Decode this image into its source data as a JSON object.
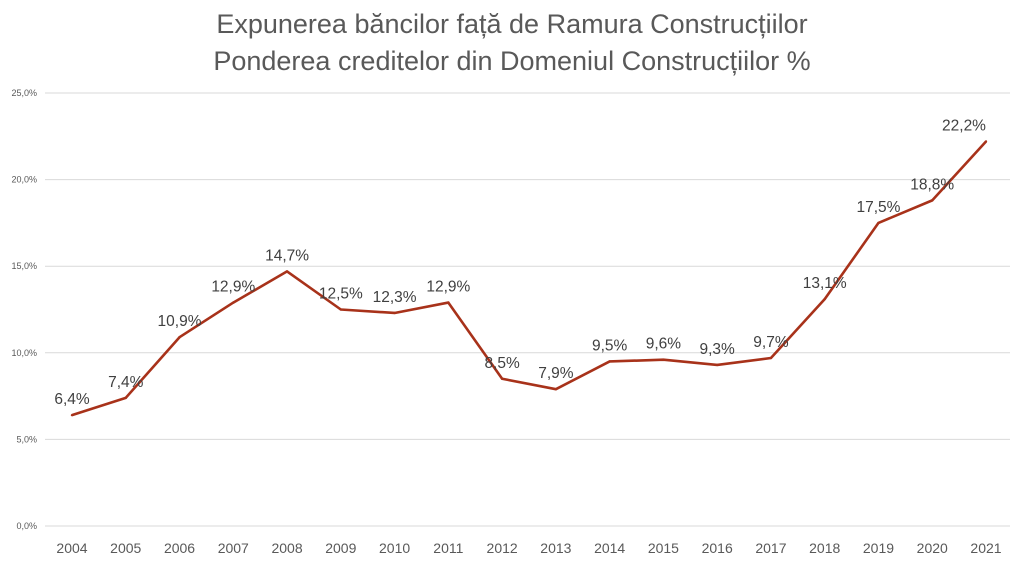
{
  "chart_data": {
    "type": "line",
    "title": [
      "Expunerea băncilor față de Ramura Construcțiilor",
      "Ponderea creditelor din Domeniul Construcțiilor %"
    ],
    "xlabel": "",
    "ylabel": "",
    "categories": [
      "2004",
      "2005",
      "2006",
      "2007",
      "2008",
      "2009",
      "2010",
      "2011",
      "2012",
      "2013",
      "2014",
      "2015",
      "2016",
      "2017",
      "2018",
      "2019",
      "2020",
      "2021"
    ],
    "series": [
      {
        "name": "Ponderea creditelor din Domeniul Construcțiilor",
        "values": [
          6.4,
          7.4,
          10.9,
          12.9,
          14.7,
          12.5,
          12.3,
          12.9,
          8.5,
          7.9,
          9.5,
          9.6,
          9.3,
          9.7,
          13.1,
          17.5,
          18.8,
          22.2
        ],
        "labels": [
          "6,4%",
          "7,4%",
          "10,9%",
          "12,9%",
          "14,7%",
          "12,5%",
          "12,3%",
          "12,9%",
          "8,5%",
          "7,9%",
          "9,5%",
          "9,6%",
          "9,3%",
          "9,7%",
          "13,1%",
          "17,5%",
          "18,8%",
          "22,2%"
        ],
        "color": "#A8321A"
      }
    ],
    "ylim": [
      0,
      25
    ],
    "yticks": [
      0,
      5,
      10,
      15,
      20,
      25
    ],
    "ytick_labels": [
      "0,0%",
      "5,0%",
      "10,0%",
      "15,0%",
      "20,0%",
      "25,0%"
    ],
    "grid": true,
    "legend": "none"
  }
}
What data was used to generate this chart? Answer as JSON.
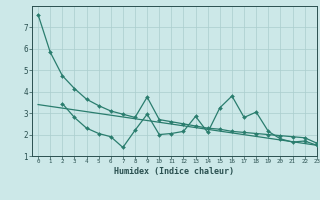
....
Pull every line containing "creditelor" from the data.

      "Ponderea creditelor din Domeniul Construcțiilor %"
        "name": "Ponderea creditelor din Domeniul Construcțiilor",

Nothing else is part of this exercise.